Entries provided>
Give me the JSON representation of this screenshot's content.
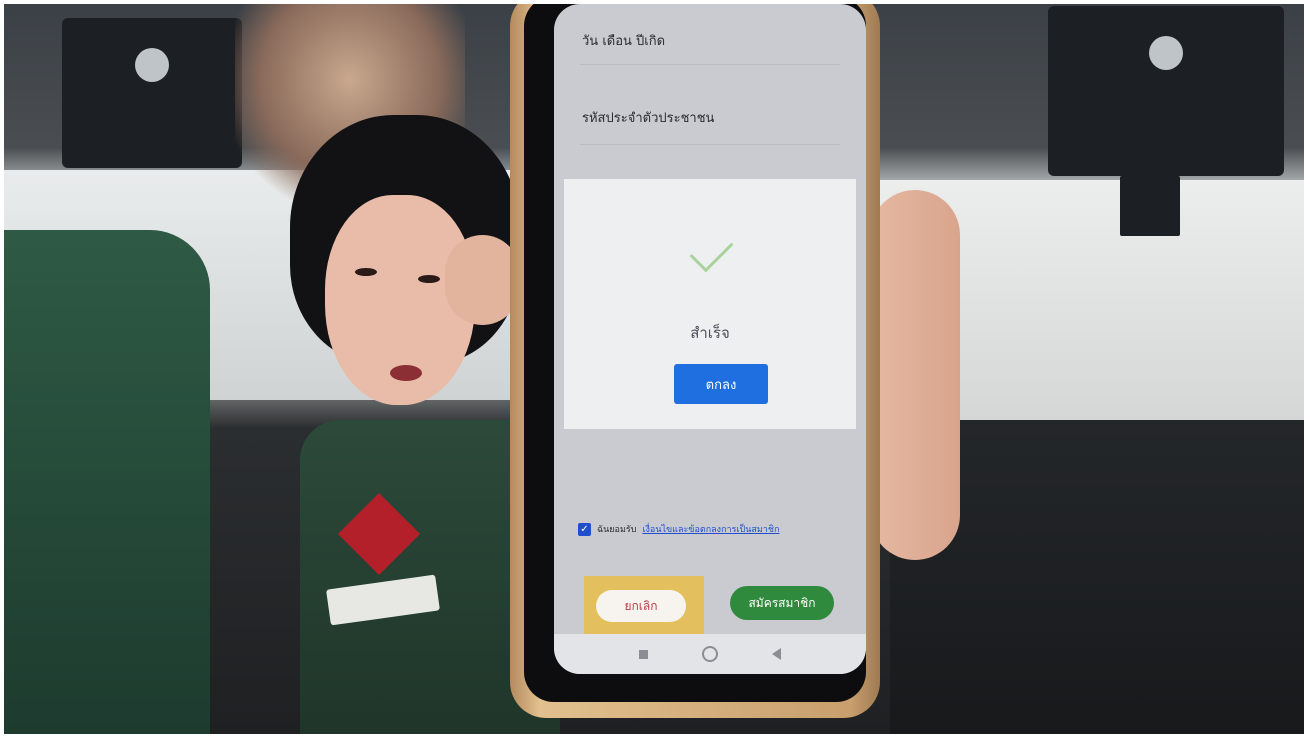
{
  "screen": {
    "form": {
      "dob_label": "วัน เดือน ปีเกิด",
      "id_label": "รหัสประจำตัวประชาชน"
    },
    "dialog": {
      "icon": "checkmark-icon",
      "message": "สำเร็จ",
      "ok_label": "ตกลง"
    },
    "consent": {
      "prefix": "ฉันยอมรับ",
      "link_text": "เงื่อนไขและข้อตกลงการเป็นสมาชิก",
      "checked": true
    },
    "buttons": {
      "cancel_label": "ยกเลิก",
      "register_label": "สมัครสมาชิก"
    },
    "navbar": [
      "recent-apps-icon",
      "home-icon",
      "back-icon"
    ]
  },
  "colors": {
    "ok_button": "#1f6fe0",
    "register_button": "#2f8a3e",
    "cancel_text": "#c0394a",
    "check": "#a9d39d"
  }
}
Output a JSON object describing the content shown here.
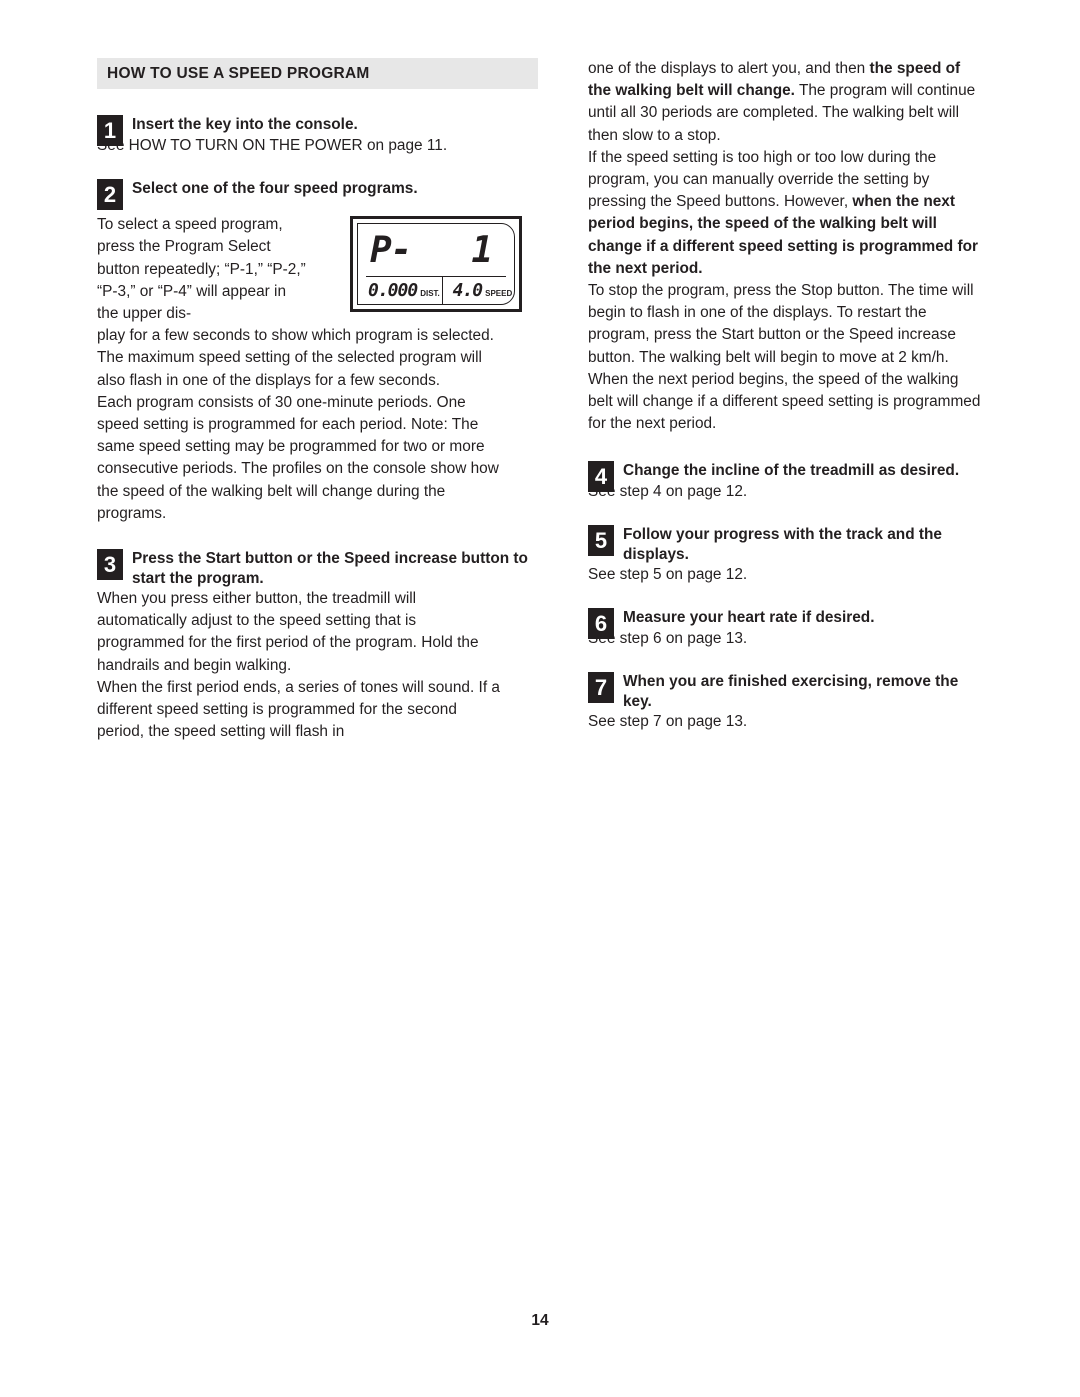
{
  "page": {
    "number": "14"
  },
  "section": {
    "heading": "HOW TO USE A SPEED PROGRAM"
  },
  "left_column": {
    "step1": {
      "number": "1",
      "heading": "Insert the key into the console.",
      "body": "See HOW TO TURN ON THE POWER on page 11."
    },
    "step2": {
      "number": "2",
      "heading": "Select one of the four speed programs.",
      "body_wrap": "To select a speed pro-gram, press the Program Select button repeatedly; “P-1,” “P-2,” “P-3,” or “P-4” will ap-pear in the upper dis-play for a few seconds to show which program is selected. The maximum speed setting of the selected program will also flash in one of the displays for a few seconds.",
      "body_part1": "To select a speed program, press the Program Select button repeatedly; “P-1,” “P-2,” “P-3,” or “P-4” will appear in the upper dis-",
      "body_part2": "play for a few seconds to show which program is selected. The maximum speed setting of the selected program will also flash in one of the displays for a few seconds.",
      "body2": "Each program consists of 30 one-minute periods. One speed setting is programmed for each period. Note: The same speed setting may be programmed for two or more consecutive periods. The profiles on the console show how the speed of the walking belt will change during the programs."
    },
    "step3": {
      "number": "3",
      "heading": "Press the Start button or the Speed increase button to start the program.",
      "body1": "When you press either button, the treadmill will automatically adjust to the speed setting that is programmed for the first period of the program. Hold the handrails and begin walking.",
      "body2": "When the first period ends, a series of tones will sound. If a different speed setting is programmed for the second period, the speed setting will flash in"
    }
  },
  "console_display": {
    "program_label": "P-",
    "program_number": "1",
    "distance_value": "0.000",
    "distance_unit": "DIST.",
    "speed_value": "4.0",
    "speed_unit": "SPEED"
  },
  "right_column": {
    "para1_plain_a": "one of the displays to alert you, and then ",
    "para1_bold": "the speed of the walking belt will change.",
    "para1_plain_b": " The program will continue until all 30 periods are completed. The walking belt will then slow to a stop.",
    "para2_plain_a": "If the speed setting is too high or too low during the program, you can manually override the setting by pressing the Speed buttons. However, ",
    "para2_bold": "when the next period begins, the speed of the walking belt will change if a different speed setting is programmed for the next period.",
    "para3": "To stop the program, press the Stop button. The time will begin to flash in one of the displays. To restart the program, press the Start button or the Speed increase button. The walking belt will begin to move at 2 km/h. When the next period begins, the speed of the walking belt will change if a different speed setting is programmed for the next period.",
    "step4": {
      "number": "4",
      "heading": "Change the incline of the treadmill as desired.",
      "body": "See step 4 on page 12."
    },
    "step5": {
      "number": "5",
      "heading": "Follow your progress with the track and the displays.",
      "body": "See step 5 on page 12."
    },
    "step6": {
      "number": "6",
      "heading": "Measure your heart rate if desired.",
      "body": "See step 6 on page 13."
    },
    "step7": {
      "number": "7",
      "heading": "When you are finished exercising, remove the key.",
      "body": "See step 7 on page 13."
    }
  },
  "colors": {
    "text": "#231f20",
    "section_bar_bg": "#e7e7e7",
    "step_box_bg": "#231f20"
  }
}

The problem> Give an exact reproduction of every line, leaving out any picture.

Full output>
Give me the JSON representation of this screenshot's content.
{
  "screen": {
    "form": {
      "dob_label": "วัน เดือน ปีเกิด",
      "id_label": "รหัสประจำตัวประชาชน"
    },
    "dialog": {
      "icon": "checkmark-icon",
      "message": "สำเร็จ",
      "ok_label": "ตกลง"
    },
    "consent": {
      "prefix": "ฉันยอมรับ",
      "link_text": "เงื่อนไขและข้อตกลงการเป็นสมาชิก",
      "checked": true
    },
    "buttons": {
      "cancel_label": "ยกเลิก",
      "register_label": "สมัครสมาชิก"
    },
    "navbar": [
      "recent-apps-icon",
      "home-icon",
      "back-icon"
    ]
  },
  "colors": {
    "ok_button": "#1f6fe0",
    "register_button": "#2f8a3e",
    "cancel_text": "#c0394a",
    "check": "#a9d39d"
  }
}
Output a JSON object describing the content shown here.
{
  "page": {
    "number": "14"
  },
  "section": {
    "heading": "HOW TO USE A SPEED PROGRAM"
  },
  "left_column": {
    "step1": {
      "number": "1",
      "heading": "Insert the key into the console.",
      "body": "See HOW TO TURN ON THE POWER on page 11."
    },
    "step2": {
      "number": "2",
      "heading": "Select one of the four speed programs.",
      "body_wrap": "To select a speed pro-gram, press the Program Select button repeatedly; “P-1,” “P-2,” “P-3,” or “P-4” will ap-pear in the upper dis-play for a few seconds to show which program is selected. The maximum speed setting of the selected program will also flash in one of the displays for a few seconds.",
      "body_part1": "To select a speed program, press the Program Select button repeatedly; “P-1,” “P-2,” “P-3,” or “P-4” will appear in the upper dis-",
      "body_part2": "play for a few seconds to show which program is selected. The maximum speed setting of the selected program will also flash in one of the displays for a few seconds.",
      "body2": "Each program consists of 30 one-minute periods. One speed setting is programmed for each period. Note: The same speed setting may be programmed for two or more consecutive periods. The profiles on the console show how the speed of the walking belt will change during the programs."
    },
    "step3": {
      "number": "3",
      "heading": "Press the Start button or the Speed increase button to start the program.",
      "body1": "When you press either button, the treadmill will automatically adjust to the speed setting that is programmed for the first period of the program. Hold the handrails and begin walking.",
      "body2": "When the first period ends, a series of tones will sound. If a different speed setting is programmed for the second period, the speed setting will flash in"
    }
  },
  "console_display": {
    "program_label": "P-",
    "program_number": "1",
    "distance_value": "0.000",
    "distance_unit": "DIST.",
    "speed_value": "4.0",
    "speed_unit": "SPEED"
  },
  "right_column": {
    "para1_plain_a": "one of the displays to alert you, and then ",
    "para1_bold": "the speed of the walking belt will change.",
    "para1_plain_b": " The program will continue until all 30 periods are completed. The walking belt will then slow to a stop.",
    "para2_plain_a": "If the speed setting is too high or too low during the program, you can manually override the setting by pressing the Speed buttons. However, ",
    "para2_bold": "when the next period begins, the speed of the walking belt will change if a different speed setting is programmed for the next period.",
    "para3": "To stop the program, press the Stop button. The time will begin to flash in one of the displays. To restart the program, press the Start button or the Speed increase button. The walking belt will begin to move at 2 km/h. When the next period begins, the speed of the walking belt will change if a different speed setting is programmed for the next period.",
    "step4": {
      "number": "4",
      "heading": "Change the incline of the treadmill as desired.",
      "body": "See step 4 on page 12."
    },
    "step5": {
      "number": "5",
      "heading": "Follow your progress with the track and the displays.",
      "body": "See step 5 on page 12."
    },
    "step6": {
      "number": "6",
      "heading": "Measure your heart rate if desired.",
      "body": "See step 6 on page 13."
    },
    "step7": {
      "number": "7",
      "heading": "When you are finished exercising, remove the key.",
      "body": "See step 7 on page 13."
    }
  },
  "colors": {
    "text": "#231f20",
    "section_bar_bg": "#e7e7e7",
    "step_box_bg": "#231f20"
  }
}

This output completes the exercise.